How many lines of the data hold the word "more"? State the number and nothing else.

[Data items]
>> begin

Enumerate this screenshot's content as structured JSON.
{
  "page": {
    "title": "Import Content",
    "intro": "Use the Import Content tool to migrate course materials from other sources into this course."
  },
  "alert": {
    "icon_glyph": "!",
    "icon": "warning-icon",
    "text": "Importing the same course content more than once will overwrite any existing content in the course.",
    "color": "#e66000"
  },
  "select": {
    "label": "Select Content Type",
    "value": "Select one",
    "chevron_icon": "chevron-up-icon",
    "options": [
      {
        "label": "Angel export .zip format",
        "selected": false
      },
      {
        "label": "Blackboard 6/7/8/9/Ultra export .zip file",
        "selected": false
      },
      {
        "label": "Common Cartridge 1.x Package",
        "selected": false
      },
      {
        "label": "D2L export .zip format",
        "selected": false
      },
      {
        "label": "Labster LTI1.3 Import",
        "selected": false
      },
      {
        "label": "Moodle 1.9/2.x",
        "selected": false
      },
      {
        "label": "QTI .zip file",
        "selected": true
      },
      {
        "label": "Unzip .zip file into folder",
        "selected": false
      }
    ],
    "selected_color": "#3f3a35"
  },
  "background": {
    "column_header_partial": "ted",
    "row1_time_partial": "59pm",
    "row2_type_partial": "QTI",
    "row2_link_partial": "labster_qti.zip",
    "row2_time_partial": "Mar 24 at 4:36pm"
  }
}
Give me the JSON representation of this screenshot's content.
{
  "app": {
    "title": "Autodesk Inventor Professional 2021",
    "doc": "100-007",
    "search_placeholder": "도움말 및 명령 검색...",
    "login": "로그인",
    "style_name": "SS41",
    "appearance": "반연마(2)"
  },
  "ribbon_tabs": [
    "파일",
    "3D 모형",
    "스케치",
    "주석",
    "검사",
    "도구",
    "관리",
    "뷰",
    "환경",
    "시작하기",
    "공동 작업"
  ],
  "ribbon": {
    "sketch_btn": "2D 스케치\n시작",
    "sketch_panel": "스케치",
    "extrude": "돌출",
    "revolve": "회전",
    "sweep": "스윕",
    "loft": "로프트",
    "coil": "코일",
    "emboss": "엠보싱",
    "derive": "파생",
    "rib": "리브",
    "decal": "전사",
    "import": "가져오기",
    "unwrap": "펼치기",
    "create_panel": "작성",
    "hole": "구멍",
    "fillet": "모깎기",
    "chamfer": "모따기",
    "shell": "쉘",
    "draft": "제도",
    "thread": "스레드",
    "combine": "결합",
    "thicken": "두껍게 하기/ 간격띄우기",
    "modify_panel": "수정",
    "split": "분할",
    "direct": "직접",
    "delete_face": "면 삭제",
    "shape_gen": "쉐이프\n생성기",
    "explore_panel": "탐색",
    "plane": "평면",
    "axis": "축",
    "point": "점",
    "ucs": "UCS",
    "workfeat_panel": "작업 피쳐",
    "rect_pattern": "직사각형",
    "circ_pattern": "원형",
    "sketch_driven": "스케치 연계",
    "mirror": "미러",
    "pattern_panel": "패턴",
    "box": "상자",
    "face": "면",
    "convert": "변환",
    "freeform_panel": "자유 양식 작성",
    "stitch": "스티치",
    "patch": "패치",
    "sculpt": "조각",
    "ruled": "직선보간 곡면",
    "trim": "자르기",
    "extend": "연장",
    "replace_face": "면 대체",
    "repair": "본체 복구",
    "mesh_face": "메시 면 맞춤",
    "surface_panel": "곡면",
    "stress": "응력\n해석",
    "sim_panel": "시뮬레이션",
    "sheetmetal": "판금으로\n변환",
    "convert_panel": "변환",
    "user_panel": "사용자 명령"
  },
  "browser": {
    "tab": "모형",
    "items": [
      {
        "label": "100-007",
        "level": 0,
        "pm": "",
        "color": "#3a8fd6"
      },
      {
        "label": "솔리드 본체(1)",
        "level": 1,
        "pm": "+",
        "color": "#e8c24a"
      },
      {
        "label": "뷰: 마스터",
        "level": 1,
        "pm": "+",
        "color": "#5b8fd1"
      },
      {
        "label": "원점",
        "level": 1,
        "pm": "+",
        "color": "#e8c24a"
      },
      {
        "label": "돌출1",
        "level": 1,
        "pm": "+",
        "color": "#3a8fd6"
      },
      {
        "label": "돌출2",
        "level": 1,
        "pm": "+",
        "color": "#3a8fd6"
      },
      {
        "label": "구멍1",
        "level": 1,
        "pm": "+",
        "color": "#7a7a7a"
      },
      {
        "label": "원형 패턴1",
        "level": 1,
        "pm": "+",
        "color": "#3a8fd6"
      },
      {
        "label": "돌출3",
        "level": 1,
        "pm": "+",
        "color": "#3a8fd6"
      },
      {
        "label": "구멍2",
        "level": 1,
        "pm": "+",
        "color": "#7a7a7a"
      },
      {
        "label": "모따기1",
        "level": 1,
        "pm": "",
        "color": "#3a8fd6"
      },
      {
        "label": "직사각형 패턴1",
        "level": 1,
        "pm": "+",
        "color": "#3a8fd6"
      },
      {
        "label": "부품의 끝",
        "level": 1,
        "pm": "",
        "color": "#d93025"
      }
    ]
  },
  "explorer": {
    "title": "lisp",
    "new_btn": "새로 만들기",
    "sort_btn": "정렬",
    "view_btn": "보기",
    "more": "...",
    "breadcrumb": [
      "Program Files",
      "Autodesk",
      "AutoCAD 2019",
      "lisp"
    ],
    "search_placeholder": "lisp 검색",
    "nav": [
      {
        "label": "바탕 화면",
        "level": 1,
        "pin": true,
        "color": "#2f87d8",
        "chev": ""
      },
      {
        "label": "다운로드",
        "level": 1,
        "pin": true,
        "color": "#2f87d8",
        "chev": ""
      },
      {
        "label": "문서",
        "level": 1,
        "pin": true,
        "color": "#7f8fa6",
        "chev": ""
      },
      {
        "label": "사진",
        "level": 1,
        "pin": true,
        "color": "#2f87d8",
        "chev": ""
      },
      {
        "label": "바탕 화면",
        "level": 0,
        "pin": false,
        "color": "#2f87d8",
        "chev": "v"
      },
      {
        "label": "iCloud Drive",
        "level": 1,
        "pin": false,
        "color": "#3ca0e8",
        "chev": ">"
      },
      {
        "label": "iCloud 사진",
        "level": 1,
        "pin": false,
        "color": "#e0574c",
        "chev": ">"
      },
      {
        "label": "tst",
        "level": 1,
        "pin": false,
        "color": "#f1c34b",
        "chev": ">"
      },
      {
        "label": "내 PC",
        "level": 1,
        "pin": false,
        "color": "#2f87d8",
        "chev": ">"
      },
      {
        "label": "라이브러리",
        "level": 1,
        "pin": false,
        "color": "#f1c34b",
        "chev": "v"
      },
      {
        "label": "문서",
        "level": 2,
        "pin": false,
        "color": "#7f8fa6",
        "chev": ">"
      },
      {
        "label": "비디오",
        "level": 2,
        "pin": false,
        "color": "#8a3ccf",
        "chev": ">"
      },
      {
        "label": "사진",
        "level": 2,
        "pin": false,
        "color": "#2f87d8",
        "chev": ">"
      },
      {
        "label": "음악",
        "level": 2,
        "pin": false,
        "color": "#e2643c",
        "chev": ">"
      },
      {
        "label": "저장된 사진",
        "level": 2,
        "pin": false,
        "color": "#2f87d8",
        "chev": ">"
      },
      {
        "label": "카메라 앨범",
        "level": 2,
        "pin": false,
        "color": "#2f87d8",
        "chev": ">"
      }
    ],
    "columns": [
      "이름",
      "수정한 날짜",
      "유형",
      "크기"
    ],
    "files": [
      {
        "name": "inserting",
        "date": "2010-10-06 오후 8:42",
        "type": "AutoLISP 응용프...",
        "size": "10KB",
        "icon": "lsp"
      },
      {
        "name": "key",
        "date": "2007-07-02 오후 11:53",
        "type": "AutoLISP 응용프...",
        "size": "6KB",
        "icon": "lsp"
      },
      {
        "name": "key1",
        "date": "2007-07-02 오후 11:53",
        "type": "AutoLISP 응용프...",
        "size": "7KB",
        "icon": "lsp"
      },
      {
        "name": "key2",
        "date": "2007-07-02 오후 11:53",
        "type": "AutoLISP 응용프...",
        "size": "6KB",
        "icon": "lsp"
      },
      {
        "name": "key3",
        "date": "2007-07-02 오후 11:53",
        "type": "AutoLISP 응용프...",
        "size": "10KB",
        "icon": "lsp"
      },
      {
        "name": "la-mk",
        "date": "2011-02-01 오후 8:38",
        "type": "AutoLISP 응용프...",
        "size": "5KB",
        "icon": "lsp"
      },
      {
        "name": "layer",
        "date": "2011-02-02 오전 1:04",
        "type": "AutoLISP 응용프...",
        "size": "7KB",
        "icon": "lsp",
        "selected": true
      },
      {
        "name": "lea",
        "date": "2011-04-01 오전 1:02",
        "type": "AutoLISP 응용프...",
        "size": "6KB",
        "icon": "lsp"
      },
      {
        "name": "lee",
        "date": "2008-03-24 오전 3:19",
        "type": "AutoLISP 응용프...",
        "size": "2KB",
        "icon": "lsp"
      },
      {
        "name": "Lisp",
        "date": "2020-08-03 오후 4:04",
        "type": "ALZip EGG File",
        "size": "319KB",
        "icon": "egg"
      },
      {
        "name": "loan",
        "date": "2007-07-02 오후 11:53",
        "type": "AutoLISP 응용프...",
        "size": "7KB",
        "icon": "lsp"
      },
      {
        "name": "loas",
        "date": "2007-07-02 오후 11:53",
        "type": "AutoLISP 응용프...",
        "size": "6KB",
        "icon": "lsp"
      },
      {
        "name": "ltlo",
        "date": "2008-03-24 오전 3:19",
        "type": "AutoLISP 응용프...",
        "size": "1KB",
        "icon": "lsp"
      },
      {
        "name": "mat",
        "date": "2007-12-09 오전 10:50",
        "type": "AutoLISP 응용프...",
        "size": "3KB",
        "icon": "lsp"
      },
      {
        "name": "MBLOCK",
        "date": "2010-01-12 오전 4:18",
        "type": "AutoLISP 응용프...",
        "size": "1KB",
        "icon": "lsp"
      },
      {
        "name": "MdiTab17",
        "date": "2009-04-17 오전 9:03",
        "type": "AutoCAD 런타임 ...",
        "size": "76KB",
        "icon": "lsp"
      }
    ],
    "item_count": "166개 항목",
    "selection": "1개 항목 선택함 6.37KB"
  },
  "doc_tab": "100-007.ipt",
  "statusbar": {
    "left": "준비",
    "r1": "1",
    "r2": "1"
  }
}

>> end

Written reply:
2